▸ **YOUR TASK**
Transcribe each line exactly.

▸ **ENTRIES SUPPLIED**
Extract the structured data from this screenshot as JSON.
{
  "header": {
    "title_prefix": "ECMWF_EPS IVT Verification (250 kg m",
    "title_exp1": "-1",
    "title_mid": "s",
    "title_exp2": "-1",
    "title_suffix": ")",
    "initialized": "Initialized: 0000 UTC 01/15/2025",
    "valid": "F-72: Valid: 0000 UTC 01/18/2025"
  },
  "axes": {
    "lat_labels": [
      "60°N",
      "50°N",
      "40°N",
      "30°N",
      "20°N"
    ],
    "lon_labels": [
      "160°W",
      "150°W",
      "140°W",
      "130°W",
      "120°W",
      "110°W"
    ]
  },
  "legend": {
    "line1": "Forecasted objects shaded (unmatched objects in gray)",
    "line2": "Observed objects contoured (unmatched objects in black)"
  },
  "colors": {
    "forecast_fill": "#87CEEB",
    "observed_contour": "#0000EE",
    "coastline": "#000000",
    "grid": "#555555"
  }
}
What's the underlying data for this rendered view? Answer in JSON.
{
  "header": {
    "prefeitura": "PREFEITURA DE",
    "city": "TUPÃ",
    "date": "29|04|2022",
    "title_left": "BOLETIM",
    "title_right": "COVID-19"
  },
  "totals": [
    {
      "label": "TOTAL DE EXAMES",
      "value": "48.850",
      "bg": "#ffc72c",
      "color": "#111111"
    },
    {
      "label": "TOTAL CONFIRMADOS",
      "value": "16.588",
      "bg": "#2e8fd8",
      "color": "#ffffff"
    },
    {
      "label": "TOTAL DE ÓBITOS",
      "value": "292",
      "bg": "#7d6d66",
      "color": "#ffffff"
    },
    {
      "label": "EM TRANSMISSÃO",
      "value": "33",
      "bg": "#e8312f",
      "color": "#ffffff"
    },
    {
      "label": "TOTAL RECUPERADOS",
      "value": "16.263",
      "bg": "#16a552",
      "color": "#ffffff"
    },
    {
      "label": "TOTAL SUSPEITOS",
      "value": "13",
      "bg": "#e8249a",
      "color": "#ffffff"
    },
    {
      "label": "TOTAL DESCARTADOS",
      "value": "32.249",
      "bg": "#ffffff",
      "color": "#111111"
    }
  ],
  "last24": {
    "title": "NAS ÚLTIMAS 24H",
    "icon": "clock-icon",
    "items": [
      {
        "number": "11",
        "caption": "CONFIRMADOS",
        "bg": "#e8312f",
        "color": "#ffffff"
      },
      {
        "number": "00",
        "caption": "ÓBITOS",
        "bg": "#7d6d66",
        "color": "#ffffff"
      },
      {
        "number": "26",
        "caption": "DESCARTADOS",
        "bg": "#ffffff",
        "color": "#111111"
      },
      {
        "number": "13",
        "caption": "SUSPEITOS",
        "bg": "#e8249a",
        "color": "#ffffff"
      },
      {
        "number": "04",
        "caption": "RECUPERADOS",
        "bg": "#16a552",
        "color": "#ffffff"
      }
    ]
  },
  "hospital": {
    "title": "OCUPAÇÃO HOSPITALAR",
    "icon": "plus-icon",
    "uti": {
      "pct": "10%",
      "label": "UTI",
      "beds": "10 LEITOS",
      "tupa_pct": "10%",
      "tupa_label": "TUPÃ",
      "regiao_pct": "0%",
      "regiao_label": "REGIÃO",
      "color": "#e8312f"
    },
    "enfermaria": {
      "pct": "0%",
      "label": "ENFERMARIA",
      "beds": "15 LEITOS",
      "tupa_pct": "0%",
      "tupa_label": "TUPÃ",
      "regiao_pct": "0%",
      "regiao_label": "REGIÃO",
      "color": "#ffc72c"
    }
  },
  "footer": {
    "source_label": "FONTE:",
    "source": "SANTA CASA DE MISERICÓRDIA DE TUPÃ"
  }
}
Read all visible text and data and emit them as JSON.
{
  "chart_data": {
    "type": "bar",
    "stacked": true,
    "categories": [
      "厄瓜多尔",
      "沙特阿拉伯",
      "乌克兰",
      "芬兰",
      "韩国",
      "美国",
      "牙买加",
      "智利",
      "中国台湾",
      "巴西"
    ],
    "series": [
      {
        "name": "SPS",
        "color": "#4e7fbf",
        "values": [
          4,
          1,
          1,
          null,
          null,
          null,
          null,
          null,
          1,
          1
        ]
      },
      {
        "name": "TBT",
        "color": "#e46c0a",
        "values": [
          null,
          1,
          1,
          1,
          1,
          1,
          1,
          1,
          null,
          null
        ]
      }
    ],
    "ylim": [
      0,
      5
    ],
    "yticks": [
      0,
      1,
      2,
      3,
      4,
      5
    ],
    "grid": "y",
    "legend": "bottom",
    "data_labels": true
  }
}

▸ **ANSWER**
Extract the structured data from this screenshot as JSON.
{
  "header": {
    "title_prefix": "ECMWF_EPS IVT Verification (250 kg m",
    "title_exp1": "-1",
    "title_mid": "s",
    "title_exp2": "-1",
    "title_suffix": ")",
    "initialized": "Initialized: 0000 UTC 01/15/2025",
    "valid": "F-72: Valid: 0000 UTC 01/18/2025"
  },
  "axes": {
    "lat_labels": [
      "60°N",
      "50°N",
      "40°N",
      "30°N",
      "20°N"
    ],
    "lon_labels": [
      "160°W",
      "150°W",
      "140°W",
      "130°W",
      "120°W",
      "110°W"
    ]
  },
  "legend": {
    "line1": "Forecasted objects shaded (unmatched objects in gray)",
    "line2": "Observed objects contoured (unmatched objects in black)"
  },
  "colors": {
    "forecast_fill": "#87CEEB",
    "observed_contour": "#0000EE",
    "coastline": "#000000",
    "grid": "#555555"
  }
}
What's the underlying data for this rendered view? Answer in JSON.
{
  "header": {
    "prefeitura": "PREFEITURA DE",
    "city": "TUPÃ",
    "date": "29|04|2022",
    "title_left": "BOLETIM",
    "title_right": "COVID-19"
  },
  "totals": [
    {
      "label": "TOTAL DE EXAMES",
      "value": "48.850",
      "bg": "#ffc72c",
      "color": "#111111"
    },
    {
      "label": "TOTAL CONFIRMADOS",
      "value": "16.588",
      "bg": "#2e8fd8",
      "color": "#ffffff"
    },
    {
      "label": "TOTAL DE ÓBITOS",
      "value": "292",
      "bg": "#7d6d66",
      "color": "#ffffff"
    },
    {
      "label": "EM TRANSMISSÃO",
      "value": "33",
      "bg": "#e8312f",
      "color": "#ffffff"
    },
    {
      "label": "TOTAL RECUPERADOS",
      "value": "16.263",
      "bg": "#16a552",
      "color": "#ffffff"
    },
    {
      "label": "TOTAL SUSPEITOS",
      "value": "13",
      "bg": "#e8249a",
      "color": "#ffffff"
    },
    {
      "label": "TOTAL DESCARTADOS",
      "value": "32.249",
      "bg": "#ffffff",
      "color": "#111111"
    }
  ],
  "last24": {
    "title": "NAS ÚLTIMAS 24H",
    "icon": "clock-icon",
    "items": [
      {
        "number": "11",
        "caption": "CONFIRMADOS",
        "bg": "#e8312f",
        "color": "#ffffff"
      },
      {
        "number": "00",
        "caption": "ÓBITOS",
        "bg": "#7d6d66",
        "color": "#ffffff"
      },
      {
        "number": "26",
        "caption": "DESCARTADOS",
        "bg": "#ffffff",
        "color": "#111111"
      },
      {
        "number": "13",
        "caption": "SUSPEITOS",
        "bg": "#e8249a",
        "color": "#ffffff"
      },
      {
        "number": "04",
        "caption": "RECUPERADOS",
        "bg": "#16a552",
        "color": "#ffffff"
      }
    ]
  },
  "hospital": {
    "title": "OCUPAÇÃO HOSPITALAR",
    "icon": "plus-icon",
    "uti": {
      "pct": "10%",
      "label": "UTI",
      "beds": "10 LEITOS",
      "tupa_pct": "10%",
      "tupa_label": "TUPÃ",
      "regiao_pct": "0%",
      "regiao_label": "REGIÃO",
      "color": "#e8312f"
    },
    "enfermaria": {
      "pct": "0%",
      "label": "ENFERMARIA",
      "beds": "15 LEITOS",
      "tupa_pct": "0%",
      "tupa_label": "TUPÃ",
      "regiao_pct": "0%",
      "regiao_label": "REGIÃO",
      "color": "#ffc72c"
    }
  },
  "footer": {
    "source_label": "FONTE:",
    "source": "SANTA CASA DE MISERICÓRDIA DE TUPÃ"
  }
}
Read all visible text and data and emit them as JSON.
{
  "chart_data": {
    "type": "bar",
    "stacked": true,
    "categories": [
      "厄瓜多尔",
      "沙特阿拉伯",
      "乌克兰",
      "芬兰",
      "韩国",
      "美国",
      "牙买加",
      "智利",
      "中国台湾",
      "巴西"
    ],
    "series": [
      {
        "name": "SPS",
        "color": "#4e7fbf",
        "values": [
          4,
          1,
          1,
          null,
          null,
          null,
          null,
          null,
          1,
          1
        ]
      },
      {
        "name": "TBT",
        "color": "#e46c0a",
        "values": [
          null,
          1,
          1,
          1,
          1,
          1,
          1,
          1,
          null,
          null
        ]
      }
    ],
    "ylim": [
      0,
      5
    ],
    "yticks": [
      0,
      1,
      2,
      3,
      4,
      5
    ],
    "grid": "y",
    "legend": "bottom",
    "data_labels": true
  }
}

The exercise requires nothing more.